What is being asked
From the listing below, pull out the lines that hold "semper".

Stored items

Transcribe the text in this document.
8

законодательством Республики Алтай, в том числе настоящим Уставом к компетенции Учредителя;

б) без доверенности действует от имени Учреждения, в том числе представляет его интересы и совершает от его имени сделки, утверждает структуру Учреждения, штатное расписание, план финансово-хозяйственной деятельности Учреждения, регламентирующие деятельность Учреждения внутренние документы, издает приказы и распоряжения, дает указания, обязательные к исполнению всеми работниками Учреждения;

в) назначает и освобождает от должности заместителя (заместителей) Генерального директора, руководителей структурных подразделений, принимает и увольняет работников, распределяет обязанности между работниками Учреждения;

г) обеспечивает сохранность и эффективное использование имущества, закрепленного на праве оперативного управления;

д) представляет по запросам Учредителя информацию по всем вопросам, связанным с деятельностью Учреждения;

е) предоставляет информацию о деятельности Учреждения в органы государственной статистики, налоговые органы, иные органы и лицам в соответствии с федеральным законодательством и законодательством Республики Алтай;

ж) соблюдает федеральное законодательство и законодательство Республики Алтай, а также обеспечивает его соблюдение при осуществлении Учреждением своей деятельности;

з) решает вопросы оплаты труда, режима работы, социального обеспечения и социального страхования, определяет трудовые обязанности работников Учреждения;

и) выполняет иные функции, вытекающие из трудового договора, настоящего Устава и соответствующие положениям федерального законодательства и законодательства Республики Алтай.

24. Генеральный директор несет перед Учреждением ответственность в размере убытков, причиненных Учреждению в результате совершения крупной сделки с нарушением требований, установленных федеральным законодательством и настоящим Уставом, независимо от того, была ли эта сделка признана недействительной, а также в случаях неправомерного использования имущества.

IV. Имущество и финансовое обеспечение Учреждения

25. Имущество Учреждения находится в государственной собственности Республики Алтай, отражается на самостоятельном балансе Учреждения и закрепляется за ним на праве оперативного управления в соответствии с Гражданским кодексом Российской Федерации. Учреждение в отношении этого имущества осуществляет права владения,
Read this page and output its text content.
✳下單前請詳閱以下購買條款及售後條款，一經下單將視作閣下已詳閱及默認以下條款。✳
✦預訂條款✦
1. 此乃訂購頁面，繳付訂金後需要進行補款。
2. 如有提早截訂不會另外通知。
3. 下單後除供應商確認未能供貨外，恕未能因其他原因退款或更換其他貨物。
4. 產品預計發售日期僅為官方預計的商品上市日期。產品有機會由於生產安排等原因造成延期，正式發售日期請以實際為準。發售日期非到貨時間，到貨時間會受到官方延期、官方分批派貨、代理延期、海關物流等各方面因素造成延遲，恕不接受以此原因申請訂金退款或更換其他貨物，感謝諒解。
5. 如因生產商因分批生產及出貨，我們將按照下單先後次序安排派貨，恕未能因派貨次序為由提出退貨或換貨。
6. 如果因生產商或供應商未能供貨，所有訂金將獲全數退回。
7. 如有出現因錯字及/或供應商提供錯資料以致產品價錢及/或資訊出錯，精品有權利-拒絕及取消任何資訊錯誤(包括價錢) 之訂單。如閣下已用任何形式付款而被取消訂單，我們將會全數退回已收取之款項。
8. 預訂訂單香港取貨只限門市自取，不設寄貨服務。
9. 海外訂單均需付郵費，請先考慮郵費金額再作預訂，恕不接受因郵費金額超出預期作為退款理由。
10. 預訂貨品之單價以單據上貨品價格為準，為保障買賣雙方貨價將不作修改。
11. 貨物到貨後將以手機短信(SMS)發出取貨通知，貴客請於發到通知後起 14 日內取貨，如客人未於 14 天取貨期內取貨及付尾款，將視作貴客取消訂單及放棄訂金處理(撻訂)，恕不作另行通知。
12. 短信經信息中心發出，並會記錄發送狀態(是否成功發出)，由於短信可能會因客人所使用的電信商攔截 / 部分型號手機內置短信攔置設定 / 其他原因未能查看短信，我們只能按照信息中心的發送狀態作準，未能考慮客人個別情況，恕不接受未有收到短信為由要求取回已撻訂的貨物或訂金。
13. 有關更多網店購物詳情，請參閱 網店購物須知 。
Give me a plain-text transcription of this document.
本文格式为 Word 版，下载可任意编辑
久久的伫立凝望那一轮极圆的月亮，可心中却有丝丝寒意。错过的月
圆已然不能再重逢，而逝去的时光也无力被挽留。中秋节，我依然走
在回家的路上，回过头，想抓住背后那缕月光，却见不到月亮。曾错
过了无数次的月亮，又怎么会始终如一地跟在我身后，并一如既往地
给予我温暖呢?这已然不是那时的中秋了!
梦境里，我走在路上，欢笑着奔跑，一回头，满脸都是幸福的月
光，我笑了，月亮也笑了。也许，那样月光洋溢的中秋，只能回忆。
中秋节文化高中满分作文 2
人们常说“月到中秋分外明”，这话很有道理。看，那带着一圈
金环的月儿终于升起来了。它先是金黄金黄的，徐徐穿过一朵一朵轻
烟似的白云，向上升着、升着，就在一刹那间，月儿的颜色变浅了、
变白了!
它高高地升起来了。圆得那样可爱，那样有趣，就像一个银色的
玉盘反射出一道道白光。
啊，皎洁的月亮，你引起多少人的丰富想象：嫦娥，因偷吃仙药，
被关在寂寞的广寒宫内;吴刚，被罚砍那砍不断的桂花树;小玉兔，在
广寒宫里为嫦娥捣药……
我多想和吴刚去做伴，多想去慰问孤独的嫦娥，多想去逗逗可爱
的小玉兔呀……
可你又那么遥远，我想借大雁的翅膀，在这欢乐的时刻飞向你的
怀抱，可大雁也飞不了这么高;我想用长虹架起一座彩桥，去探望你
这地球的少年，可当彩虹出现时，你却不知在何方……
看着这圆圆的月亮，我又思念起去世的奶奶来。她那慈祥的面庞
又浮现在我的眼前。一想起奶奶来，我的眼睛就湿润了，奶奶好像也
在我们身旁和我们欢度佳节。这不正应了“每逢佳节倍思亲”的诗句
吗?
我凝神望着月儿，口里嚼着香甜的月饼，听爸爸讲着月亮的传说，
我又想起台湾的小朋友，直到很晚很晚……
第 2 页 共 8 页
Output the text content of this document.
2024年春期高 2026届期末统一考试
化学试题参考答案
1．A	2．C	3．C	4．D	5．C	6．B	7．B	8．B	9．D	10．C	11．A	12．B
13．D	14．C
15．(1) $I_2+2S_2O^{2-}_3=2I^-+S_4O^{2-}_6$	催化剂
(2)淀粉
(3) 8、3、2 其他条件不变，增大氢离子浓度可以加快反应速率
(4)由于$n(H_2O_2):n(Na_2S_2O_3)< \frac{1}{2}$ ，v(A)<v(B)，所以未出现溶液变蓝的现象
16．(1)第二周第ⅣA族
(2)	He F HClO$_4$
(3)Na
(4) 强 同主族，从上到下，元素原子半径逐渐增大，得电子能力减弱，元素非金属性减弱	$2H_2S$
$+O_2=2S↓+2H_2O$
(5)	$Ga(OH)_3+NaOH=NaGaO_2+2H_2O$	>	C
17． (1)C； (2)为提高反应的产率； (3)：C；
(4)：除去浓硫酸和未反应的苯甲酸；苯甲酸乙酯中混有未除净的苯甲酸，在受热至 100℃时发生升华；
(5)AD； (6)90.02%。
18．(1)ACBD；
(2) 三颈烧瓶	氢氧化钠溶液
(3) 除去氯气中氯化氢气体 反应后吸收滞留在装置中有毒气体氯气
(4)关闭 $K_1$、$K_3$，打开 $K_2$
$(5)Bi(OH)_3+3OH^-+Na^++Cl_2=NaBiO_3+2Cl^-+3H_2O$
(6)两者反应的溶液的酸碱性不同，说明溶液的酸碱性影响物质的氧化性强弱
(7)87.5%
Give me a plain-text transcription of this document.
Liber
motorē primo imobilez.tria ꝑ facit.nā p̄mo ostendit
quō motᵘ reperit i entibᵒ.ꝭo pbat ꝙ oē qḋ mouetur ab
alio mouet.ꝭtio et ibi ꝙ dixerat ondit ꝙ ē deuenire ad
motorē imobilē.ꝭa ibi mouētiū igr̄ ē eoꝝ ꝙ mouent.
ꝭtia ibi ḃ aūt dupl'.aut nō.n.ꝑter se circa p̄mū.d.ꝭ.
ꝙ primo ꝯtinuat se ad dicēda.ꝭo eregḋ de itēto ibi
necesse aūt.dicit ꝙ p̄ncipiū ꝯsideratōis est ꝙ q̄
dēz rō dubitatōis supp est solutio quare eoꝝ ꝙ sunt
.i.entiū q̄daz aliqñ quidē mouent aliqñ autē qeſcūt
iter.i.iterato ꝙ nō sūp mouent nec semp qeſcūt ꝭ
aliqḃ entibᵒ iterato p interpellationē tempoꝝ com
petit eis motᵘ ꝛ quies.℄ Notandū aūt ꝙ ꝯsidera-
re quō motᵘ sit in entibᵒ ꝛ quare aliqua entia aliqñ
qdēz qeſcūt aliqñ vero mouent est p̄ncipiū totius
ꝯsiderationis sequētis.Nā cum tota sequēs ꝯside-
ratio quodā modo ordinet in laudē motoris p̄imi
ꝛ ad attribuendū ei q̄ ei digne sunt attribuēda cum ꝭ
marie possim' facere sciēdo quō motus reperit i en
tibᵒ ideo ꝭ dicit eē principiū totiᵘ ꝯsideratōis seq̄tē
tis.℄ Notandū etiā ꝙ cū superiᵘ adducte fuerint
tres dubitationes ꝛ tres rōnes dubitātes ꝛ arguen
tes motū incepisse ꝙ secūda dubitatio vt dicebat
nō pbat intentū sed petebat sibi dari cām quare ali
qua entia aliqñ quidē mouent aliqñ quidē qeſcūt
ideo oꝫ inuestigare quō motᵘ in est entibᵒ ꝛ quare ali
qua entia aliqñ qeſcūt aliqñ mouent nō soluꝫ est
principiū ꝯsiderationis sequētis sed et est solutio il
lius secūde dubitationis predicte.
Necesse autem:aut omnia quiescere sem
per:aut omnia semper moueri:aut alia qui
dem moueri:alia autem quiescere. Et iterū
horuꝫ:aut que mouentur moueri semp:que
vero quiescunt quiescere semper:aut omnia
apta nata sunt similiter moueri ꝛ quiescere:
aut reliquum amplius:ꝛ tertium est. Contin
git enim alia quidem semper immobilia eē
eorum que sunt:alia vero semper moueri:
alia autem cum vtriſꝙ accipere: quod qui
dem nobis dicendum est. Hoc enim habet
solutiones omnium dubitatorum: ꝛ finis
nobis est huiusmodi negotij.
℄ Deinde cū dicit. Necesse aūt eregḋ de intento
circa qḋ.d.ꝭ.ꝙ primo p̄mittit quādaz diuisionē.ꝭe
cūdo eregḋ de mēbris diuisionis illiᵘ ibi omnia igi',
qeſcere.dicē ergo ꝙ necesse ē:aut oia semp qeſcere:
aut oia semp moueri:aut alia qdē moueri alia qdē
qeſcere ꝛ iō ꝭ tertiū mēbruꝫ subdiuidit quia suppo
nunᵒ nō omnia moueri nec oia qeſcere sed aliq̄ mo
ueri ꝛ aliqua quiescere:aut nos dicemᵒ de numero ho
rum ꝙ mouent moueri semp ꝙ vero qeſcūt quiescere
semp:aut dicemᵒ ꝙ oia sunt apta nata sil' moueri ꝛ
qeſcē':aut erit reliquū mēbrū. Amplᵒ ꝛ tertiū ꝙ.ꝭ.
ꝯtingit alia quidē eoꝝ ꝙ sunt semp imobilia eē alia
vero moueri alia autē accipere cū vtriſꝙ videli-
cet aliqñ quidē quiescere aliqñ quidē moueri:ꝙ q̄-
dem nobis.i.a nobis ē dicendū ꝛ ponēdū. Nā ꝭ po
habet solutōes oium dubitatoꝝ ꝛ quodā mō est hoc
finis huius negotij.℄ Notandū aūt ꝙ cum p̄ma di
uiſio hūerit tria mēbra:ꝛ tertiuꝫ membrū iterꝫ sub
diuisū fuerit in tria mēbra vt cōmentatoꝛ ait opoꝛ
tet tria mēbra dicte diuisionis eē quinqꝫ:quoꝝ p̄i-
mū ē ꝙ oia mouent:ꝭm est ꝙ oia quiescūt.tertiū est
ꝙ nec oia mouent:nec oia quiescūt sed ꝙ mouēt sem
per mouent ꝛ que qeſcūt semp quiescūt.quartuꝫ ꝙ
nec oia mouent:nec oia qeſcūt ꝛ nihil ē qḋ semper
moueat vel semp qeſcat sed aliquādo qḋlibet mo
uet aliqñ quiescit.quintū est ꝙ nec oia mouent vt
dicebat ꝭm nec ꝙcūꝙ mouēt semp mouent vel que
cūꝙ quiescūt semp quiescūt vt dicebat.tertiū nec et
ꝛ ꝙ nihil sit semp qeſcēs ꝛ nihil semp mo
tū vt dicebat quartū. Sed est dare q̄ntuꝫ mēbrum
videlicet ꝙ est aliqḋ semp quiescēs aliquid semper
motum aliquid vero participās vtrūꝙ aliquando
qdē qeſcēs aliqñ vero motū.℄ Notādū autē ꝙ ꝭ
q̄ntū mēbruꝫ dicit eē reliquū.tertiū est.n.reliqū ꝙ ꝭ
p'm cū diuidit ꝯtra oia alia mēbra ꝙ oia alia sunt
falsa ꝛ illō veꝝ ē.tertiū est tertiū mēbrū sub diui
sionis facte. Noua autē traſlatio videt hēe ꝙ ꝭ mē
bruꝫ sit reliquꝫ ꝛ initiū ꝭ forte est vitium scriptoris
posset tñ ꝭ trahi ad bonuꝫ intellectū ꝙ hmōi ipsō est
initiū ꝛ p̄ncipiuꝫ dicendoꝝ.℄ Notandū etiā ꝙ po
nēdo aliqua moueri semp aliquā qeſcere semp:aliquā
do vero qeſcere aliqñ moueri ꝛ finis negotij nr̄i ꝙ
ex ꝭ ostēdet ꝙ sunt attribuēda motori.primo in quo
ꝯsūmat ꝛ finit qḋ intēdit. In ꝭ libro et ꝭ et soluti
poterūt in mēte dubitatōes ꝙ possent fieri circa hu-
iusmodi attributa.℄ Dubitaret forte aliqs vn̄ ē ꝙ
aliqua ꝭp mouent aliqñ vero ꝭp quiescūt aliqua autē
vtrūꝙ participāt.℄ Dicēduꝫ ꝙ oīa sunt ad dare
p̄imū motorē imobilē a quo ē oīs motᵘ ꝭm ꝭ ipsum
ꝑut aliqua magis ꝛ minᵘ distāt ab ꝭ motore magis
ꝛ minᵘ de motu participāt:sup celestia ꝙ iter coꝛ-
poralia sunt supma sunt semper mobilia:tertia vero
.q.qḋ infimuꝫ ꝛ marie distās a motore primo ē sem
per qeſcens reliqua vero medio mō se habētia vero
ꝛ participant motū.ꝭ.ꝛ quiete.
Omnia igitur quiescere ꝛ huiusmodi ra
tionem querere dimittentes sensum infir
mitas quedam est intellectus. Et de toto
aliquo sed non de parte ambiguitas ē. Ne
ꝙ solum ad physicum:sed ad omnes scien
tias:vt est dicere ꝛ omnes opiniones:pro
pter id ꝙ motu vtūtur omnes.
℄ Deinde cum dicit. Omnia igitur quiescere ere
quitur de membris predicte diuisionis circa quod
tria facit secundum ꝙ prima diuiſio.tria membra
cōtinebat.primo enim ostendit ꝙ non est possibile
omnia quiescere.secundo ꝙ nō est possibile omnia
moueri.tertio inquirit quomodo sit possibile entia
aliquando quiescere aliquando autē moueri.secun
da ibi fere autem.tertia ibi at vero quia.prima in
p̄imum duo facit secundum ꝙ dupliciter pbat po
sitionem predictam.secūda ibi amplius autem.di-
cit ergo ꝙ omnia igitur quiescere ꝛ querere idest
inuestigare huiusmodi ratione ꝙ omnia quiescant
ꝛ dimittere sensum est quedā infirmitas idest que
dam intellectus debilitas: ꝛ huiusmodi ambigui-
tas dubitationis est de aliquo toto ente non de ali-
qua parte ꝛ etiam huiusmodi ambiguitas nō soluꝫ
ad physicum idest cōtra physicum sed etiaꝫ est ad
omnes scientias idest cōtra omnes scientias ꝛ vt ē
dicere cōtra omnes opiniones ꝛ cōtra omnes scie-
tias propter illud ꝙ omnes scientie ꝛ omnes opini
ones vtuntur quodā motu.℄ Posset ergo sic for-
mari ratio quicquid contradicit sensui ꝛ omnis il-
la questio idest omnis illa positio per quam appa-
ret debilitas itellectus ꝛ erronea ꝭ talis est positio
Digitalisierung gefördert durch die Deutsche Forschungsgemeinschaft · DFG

Response to this task
per:aut omnia semper moueri:aut alia qui
vero quiescunt quiescere semper:aut omnia
git enim alia quidem semper immobilia eē
eorum que sunt:alia vero semper moueri:
nec oia mouent:nec oia qeſcūt ꝛ nihil ē qḋ semper
videlicet ꝙ est aliqḋ semp quiescēs aliquid semper
poralia sunt supma sunt semper mobilia:tertia vero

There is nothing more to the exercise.